● **Task data**:

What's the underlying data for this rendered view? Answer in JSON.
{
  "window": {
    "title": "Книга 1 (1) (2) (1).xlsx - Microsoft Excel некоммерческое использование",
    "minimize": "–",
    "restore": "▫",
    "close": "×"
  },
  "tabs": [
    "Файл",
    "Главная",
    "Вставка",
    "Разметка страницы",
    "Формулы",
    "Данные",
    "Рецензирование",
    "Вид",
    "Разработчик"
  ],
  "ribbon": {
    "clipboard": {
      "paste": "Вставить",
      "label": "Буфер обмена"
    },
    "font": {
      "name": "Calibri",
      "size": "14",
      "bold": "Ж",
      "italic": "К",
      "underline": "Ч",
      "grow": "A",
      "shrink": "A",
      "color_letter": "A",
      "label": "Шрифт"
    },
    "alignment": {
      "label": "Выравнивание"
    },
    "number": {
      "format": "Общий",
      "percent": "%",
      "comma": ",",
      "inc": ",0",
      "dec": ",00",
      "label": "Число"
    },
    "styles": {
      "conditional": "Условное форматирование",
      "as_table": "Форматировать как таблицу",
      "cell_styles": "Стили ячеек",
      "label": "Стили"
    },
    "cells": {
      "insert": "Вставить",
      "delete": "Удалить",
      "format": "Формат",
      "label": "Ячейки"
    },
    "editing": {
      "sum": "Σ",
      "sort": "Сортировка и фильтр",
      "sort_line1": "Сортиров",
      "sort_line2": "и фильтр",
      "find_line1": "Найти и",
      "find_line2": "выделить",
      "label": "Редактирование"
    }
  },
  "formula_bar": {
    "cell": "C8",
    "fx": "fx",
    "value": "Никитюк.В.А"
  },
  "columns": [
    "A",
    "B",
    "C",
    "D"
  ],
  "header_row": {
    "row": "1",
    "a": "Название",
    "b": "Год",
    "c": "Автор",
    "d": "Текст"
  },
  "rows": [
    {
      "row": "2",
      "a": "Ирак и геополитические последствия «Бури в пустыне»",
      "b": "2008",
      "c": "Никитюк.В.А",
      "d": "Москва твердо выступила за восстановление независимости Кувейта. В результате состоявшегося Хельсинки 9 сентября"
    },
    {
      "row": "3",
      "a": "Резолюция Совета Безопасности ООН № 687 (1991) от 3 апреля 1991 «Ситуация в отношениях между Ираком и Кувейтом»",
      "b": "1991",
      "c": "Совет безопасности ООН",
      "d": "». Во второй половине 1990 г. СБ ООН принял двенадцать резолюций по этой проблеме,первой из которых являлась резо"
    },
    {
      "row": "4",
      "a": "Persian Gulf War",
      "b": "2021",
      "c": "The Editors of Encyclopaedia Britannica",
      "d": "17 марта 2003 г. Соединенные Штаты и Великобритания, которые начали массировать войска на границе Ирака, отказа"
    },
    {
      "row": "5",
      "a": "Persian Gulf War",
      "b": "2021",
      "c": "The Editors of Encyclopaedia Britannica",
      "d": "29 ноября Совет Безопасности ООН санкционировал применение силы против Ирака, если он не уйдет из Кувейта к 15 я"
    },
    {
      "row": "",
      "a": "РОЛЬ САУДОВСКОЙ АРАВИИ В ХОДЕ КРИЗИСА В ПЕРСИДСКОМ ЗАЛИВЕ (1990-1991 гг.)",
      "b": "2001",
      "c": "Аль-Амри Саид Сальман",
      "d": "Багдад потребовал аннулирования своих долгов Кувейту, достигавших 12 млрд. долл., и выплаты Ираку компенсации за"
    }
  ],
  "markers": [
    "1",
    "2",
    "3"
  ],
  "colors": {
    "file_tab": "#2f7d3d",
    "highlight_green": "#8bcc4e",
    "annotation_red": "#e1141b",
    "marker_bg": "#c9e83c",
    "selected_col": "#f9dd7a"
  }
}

● **Request**:
Your answer should be a single number: the count of lines that contain "label".

● **Response to this task**:
7